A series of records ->
◆ ◆ ◆ ◆ ◆

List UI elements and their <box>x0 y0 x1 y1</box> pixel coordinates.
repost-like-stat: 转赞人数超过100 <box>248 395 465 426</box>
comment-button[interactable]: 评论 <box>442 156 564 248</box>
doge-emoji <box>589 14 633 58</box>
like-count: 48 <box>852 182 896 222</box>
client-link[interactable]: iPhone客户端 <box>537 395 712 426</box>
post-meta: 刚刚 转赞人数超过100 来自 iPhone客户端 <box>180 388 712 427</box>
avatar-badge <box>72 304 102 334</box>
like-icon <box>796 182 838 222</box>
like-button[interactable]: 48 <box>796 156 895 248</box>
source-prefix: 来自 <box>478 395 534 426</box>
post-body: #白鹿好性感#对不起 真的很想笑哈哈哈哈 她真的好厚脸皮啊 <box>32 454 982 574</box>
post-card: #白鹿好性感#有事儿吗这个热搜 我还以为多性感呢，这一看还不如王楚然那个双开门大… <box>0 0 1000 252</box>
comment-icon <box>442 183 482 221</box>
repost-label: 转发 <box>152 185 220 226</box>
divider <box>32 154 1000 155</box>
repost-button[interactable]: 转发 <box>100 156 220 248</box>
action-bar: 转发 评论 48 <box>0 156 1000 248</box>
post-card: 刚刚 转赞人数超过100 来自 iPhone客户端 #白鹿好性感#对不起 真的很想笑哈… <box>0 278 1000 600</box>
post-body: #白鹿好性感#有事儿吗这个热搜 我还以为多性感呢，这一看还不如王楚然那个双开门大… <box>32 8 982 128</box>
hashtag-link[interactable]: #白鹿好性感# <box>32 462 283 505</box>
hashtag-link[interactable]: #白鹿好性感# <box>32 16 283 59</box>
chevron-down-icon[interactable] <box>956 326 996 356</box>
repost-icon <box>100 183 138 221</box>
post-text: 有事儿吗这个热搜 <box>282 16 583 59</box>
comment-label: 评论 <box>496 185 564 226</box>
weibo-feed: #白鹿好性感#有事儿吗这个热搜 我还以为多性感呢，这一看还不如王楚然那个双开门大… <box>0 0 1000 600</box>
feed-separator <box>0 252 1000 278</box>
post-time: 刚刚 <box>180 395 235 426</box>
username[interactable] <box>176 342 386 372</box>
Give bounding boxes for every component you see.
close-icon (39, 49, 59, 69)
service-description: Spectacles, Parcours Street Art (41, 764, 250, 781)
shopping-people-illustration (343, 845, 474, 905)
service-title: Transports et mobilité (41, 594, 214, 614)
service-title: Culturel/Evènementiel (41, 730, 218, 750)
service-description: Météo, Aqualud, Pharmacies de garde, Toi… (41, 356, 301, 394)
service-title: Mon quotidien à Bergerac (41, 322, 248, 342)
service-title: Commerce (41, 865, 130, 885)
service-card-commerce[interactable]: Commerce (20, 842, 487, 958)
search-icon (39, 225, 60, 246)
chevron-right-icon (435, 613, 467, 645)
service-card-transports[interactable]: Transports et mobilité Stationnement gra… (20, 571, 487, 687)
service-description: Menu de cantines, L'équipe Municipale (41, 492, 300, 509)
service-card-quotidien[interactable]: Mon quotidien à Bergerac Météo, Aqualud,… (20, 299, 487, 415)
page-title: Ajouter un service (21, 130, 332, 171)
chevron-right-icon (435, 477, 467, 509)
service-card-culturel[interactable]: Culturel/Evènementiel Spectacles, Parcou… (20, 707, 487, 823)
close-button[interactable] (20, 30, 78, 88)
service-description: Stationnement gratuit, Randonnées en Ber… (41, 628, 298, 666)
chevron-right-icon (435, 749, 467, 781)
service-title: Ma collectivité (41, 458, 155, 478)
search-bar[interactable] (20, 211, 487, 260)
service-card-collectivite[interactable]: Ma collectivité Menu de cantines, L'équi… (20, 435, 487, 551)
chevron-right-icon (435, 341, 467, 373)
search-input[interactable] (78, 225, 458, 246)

◆ ◆ ◆ ◆ ◆

Retype every line of the material above with nothing changed.

The reply ->
List UI elements and their <box>x0 y0 x1 y1</box> pixel coordinates.
repost-like-stat: 转赞人数超过100 <box>248 395 465 426</box>
comment-button[interactable]: 评论 <box>442 156 564 248</box>
doge-emoji <box>589 14 633 58</box>
like-count: 48 <box>852 182 896 222</box>
client-link[interactable]: iPhone客户端 <box>537 395 712 426</box>
post-meta: 刚刚 转赞人数超过100 来自 iPhone客户端 <box>180 388 712 427</box>
avatar-badge <box>72 304 102 334</box>
like-icon <box>796 182 838 222</box>
like-button[interactable]: 48 <box>796 156 895 248</box>
source-prefix: 来自 <box>478 395 534 426</box>
post-body: #白鹿好性感#对不起 真的很想笑哈哈哈哈 她真的好厚脸皮啊 <box>32 454 982 574</box>
post-card: #白鹿好性感#有事儿吗这个热搜 我还以为多性感呢，这一看还不如王楚然那个双开门大… <box>0 0 1000 252</box>
comment-icon <box>442 183 482 221</box>
repost-label: 转发 <box>152 185 220 226</box>
divider <box>32 154 1000 155</box>
repost-button[interactable]: 转发 <box>100 156 220 248</box>
action-bar: 转发 评论 48 <box>0 156 1000 248</box>
post-card: 刚刚 转赞人数超过100 来自 iPhone客户端 #白鹿好性感#对不起 真的很想笑哈… <box>0 278 1000 600</box>
post-body: #白鹿好性感#有事儿吗这个热搜 我还以为多性感呢，这一看还不如王楚然那个双开门大… <box>32 8 982 128</box>
hashtag-link[interactable]: #白鹿好性感# <box>32 462 283 505</box>
hashtag-link[interactable]: #白鹿好性感# <box>32 16 283 59</box>
chevron-down-icon[interactable] <box>956 326 996 356</box>
repost-icon <box>100 183 138 221</box>
post-text: 有事儿吗这个热搜 <box>282 16 583 59</box>
comment-label: 评论 <box>496 185 564 226</box>
weibo-feed: #白鹿好性感#有事儿吗这个热搜 我还以为多性感呢，这一看还不如王楚然那个双开门大… <box>0 0 1000 600</box>
feed-separator <box>0 252 1000 278</box>
post-time: 刚刚 <box>180 395 235 426</box>
username[interactable] <box>176 342 386 372</box>
Give bounding boxes for every component you see.
close-icon (39, 49, 59, 69)
service-description: Spectacles, Parcours Street Art (41, 764, 250, 781)
shopping-people-illustration (343, 845, 474, 905)
service-title: Transports et mobilité (41, 594, 214, 614)
service-title: Culturel/Evènementiel (41, 730, 218, 750)
service-description: Météo, Aqualud, Pharmacies de garde, Toi… (41, 356, 301, 394)
service-title: Mon quotidien à Bergerac (41, 322, 248, 342)
service-title: Commerce (41, 865, 130, 885)
service-card-commerce[interactable]: Commerce (20, 842, 487, 958)
search-icon (39, 225, 60, 246)
chevron-right-icon (435, 613, 467, 645)
service-card-transports[interactable]: Transports et mobilité Stationnement gra… (20, 571, 487, 687)
service-description: Menu de cantines, L'équipe Municipale (41, 492, 300, 509)
service-card-quotidien[interactable]: Mon quotidien à Bergerac Météo, Aqualud,… (20, 299, 487, 415)
page-title: Ajouter un service (21, 130, 332, 171)
chevron-right-icon (435, 477, 467, 509)
service-card-culturel[interactable]: Culturel/Evènementiel Spectacles, Parcou… (20, 707, 487, 823)
close-button[interactable] (20, 30, 78, 88)
service-description: Stationnement gratuit, Randonnées en Ber… (41, 628, 298, 666)
chevron-right-icon (435, 749, 467, 781)
service-title: Ma collectivité (41, 458, 155, 478)
search-bar[interactable] (20, 211, 487, 260)
service-card-collectivite[interactable]: Ma collectivité Menu de cantines, L'équi… (20, 435, 487, 551)
chevron-right-icon (435, 341, 467, 373)
search-input[interactable] (78, 225, 458, 246)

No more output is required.